## Problem statement
Reproduce the listing below in full and without alteration, apart from its pictures.

·····

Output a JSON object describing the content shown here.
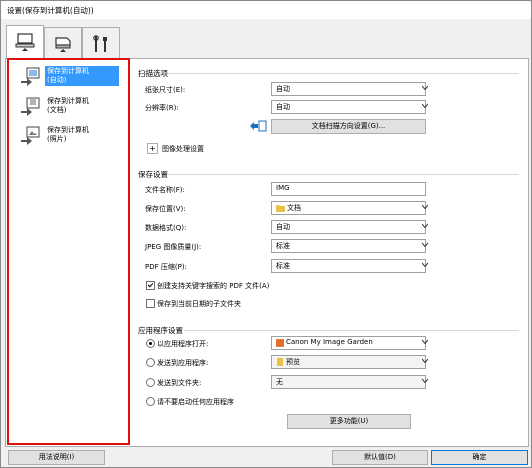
{
  "window": {
    "title": "设置(保存到计算机(自动))"
  },
  "tabs": [
    {
      "name": "scan-from-computer",
      "icon": "computer-scan-icon"
    },
    {
      "name": "scan-from-operation-panel",
      "icon": "scanner-icon"
    },
    {
      "name": "general-settings",
      "icon": "tools-icon"
    }
  ],
  "sidebar": {
    "items": [
      {
        "label1": "保存到计算机",
        "label2": "(自动)",
        "selected": true
      },
      {
        "label1": "保存到计算机",
        "label2": "(文档)",
        "selected": false
      },
      {
        "label1": "保存到计算机",
        "label2": "(照片)",
        "selected": false
      }
    ]
  },
  "scan_options": {
    "title": "扫描选项",
    "paper_size_label": "纸张尺寸(E):",
    "paper_size_value": "自动",
    "resolution_label": "分辨率(R):",
    "resolution_value": "自动",
    "orientation_button": "文档扫描方向设置(G)...",
    "image_processing_label": "图像处理设置"
  },
  "save_settings": {
    "title": "保存设置",
    "file_name_label": "文件名称(F):",
    "file_name_value": "IMG",
    "save_in_label": "保存位置(V):",
    "save_in_value": "文档",
    "data_format_label": "数据格式(Q):",
    "data_format_value": "自动",
    "jpeg_quality_label": "JPEG 图像质量(J):",
    "jpeg_quality_value": "标准",
    "pdf_compression_label": "PDF 压缩(P):",
    "pdf_compression_value": "标准",
    "keyword_pdf_label": "创建支持关键字搜索的 PDF 文件(A)",
    "keyword_pdf_checked": true,
    "subfolder_label": "保存到当前日期的子文件夹",
    "subfolder_checked": false
  },
  "app_settings": {
    "title": "应用程序设置",
    "open_with_label": "以应用程序打开:",
    "open_with_value": "Canon My Image Garden",
    "send_to_app_label": "发送到应用程序:",
    "send_to_app_value": "预览",
    "send_to_folder_label": "发送到文件夹:",
    "send_to_folder_value": "无",
    "do_not_start_label": "请不要启动任何应用程序",
    "selected": "open_with",
    "more_functions_button": "更多功能(U)"
  },
  "footer": {
    "help_button": "用法说明(I)",
    "defaults_button": "默认值(D)",
    "ok_button": "确定"
  },
  "colors": {
    "selection": "#3399ff",
    "highlight_border": "#e01010"
  }
}
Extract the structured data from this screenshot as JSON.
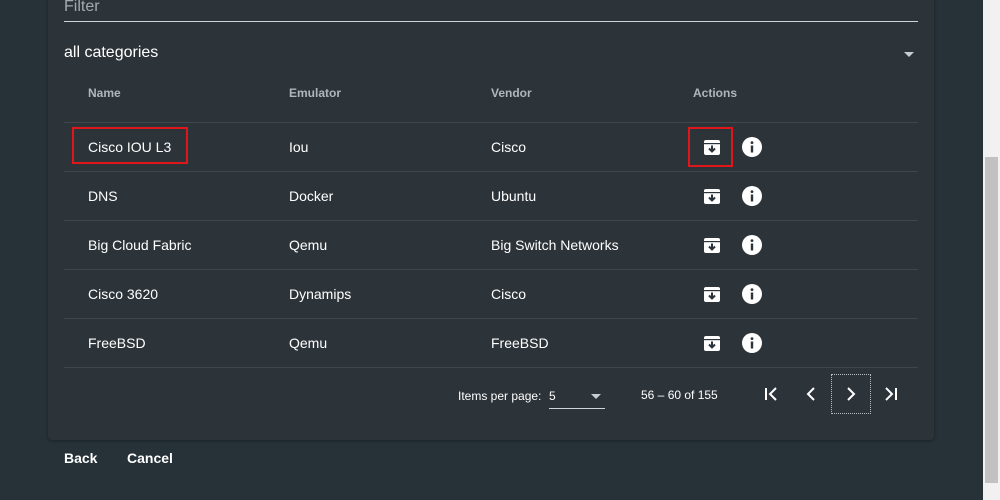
{
  "filter": {
    "label": "Filter"
  },
  "category": {
    "selected": "all categories"
  },
  "table": {
    "columns": [
      "Name",
      "Emulator",
      "Vendor",
      "Actions"
    ],
    "rows": [
      {
        "name": "Cisco IOU L3",
        "emulator": "Iou",
        "vendor": "Cisco"
      },
      {
        "name": "DNS",
        "emulator": "Docker",
        "vendor": "Ubuntu"
      },
      {
        "name": "Big Cloud Fabric",
        "emulator": "Qemu",
        "vendor": "Big Switch Networks"
      },
      {
        "name": "Cisco 3620",
        "emulator": "Dynamips",
        "vendor": "Cisco"
      },
      {
        "name": "FreeBSD",
        "emulator": "Qemu",
        "vendor": "FreeBSD"
      }
    ],
    "row_icons": {
      "install": "archive-icon",
      "info": "info-icon"
    }
  },
  "paginator": {
    "items_per_page_label": "Items per page:",
    "items_per_page_value": "5",
    "range_label": "56 – 60 of 155"
  },
  "footer": {
    "back_label": "Back",
    "cancel_label": "Cancel"
  },
  "colors": {
    "background": "#263238",
    "card": "#2c3339",
    "text": "#ffffff",
    "highlight": "#e0161a"
  }
}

·····

## Task output
Output a JSON object describing the content shown here.
{
  "window": {
    "title": "设置(保存到计算机(自动))"
  },
  "tabs": [
    {
      "name": "scan-from-computer",
      "icon": "computer-scan-icon"
    },
    {
      "name": "scan-from-operation-panel",
      "icon": "scanner-icon"
    },
    {
      "name": "general-settings",
      "icon": "tools-icon"
    }
  ],
  "sidebar": {
    "items": [
      {
        "label1": "保存到计算机",
        "label2": "(自动)",
        "selected": true
      },
      {
        "label1": "保存到计算机",
        "label2": "(文档)",
        "selected": false
      },
      {
        "label1": "保存到计算机",
        "label2": "(照片)",
        "selected": false
      }
    ]
  },
  "scan_options": {
    "title": "扫描选项",
    "paper_size_label": "纸张尺寸(E):",
    "paper_size_value": "自动",
    "resolution_label": "分辨率(R):",
    "resolution_value": "自动",
    "orientation_button": "文档扫描方向设置(G)...",
    "image_processing_label": "图像处理设置"
  },
  "save_settings": {
    "title": "保存设置",
    "file_name_label": "文件名称(F):",
    "file_name_value": "IMG",
    "save_in_label": "保存位置(V):",
    "save_in_value": "文档",
    "data_format_label": "数据格式(Q):",
    "data_format_value": "自动",
    "jpeg_quality_label": "JPEG 图像质量(J):",
    "jpeg_quality_value": "标准",
    "pdf_compression_label": "PDF 压缩(P):",
    "pdf_compression_value": "标准",
    "keyword_pdf_label": "创建支持关键字搜索的 PDF 文件(A)",
    "keyword_pdf_checked": true,
    "subfolder_label": "保存到当前日期的子文件夹",
    "subfolder_checked": false
  },
  "app_settings": {
    "title": "应用程序设置",
    "open_with_label": "以应用程序打开:",
    "open_with_value": "Canon My Image Garden",
    "send_to_app_label": "发送到应用程序:",
    "send_to_app_value": "预览",
    "send_to_folder_label": "发送到文件夹:",
    "send_to_folder_value": "无",
    "do_not_start_label": "请不要启动任何应用程序",
    "selected": "open_with",
    "more_functions_button": "更多功能(U)"
  },
  "footer": {
    "help_button": "用法说明(I)",
    "defaults_button": "默认值(D)",
    "ok_button": "确定"
  },
  "colors": {
    "selection": "#3399ff",
    "highlight_border": "#e01010"
  }
}
Extract the structured data from this screenshot as JSON.
{
  "filter": {
    "label": "Filter"
  },
  "category": {
    "selected": "all categories"
  },
  "table": {
    "columns": [
      "Name",
      "Emulator",
      "Vendor",
      "Actions"
    ],
    "rows": [
      {
        "name": "Cisco IOU L3",
        "emulator": "Iou",
        "vendor": "Cisco"
      },
      {
        "name": "DNS",
        "emulator": "Docker",
        "vendor": "Ubuntu"
      },
      {
        "name": "Big Cloud Fabric",
        "emulator": "Qemu",
        "vendor": "Big Switch Networks"
      },
      {
        "name": "Cisco 3620",
        "emulator": "Dynamips",
        "vendor": "Cisco"
      },
      {
        "name": "FreeBSD",
        "emulator": "Qemu",
        "vendor": "FreeBSD"
      }
    ],
    "row_icons": {
      "install": "archive-icon",
      "info": "info-icon"
    }
  },
  "paginator": {
    "items_per_page_label": "Items per page:",
    "items_per_page_value": "5",
    "range_label": "56 – 60 of 155"
  },
  "footer": {
    "back_label": "Back",
    "cancel_label": "Cancel"
  },
  "colors": {
    "background": "#263238",
    "card": "#2c3339",
    "text": "#ffffff",
    "highlight": "#e0161a"
  }
}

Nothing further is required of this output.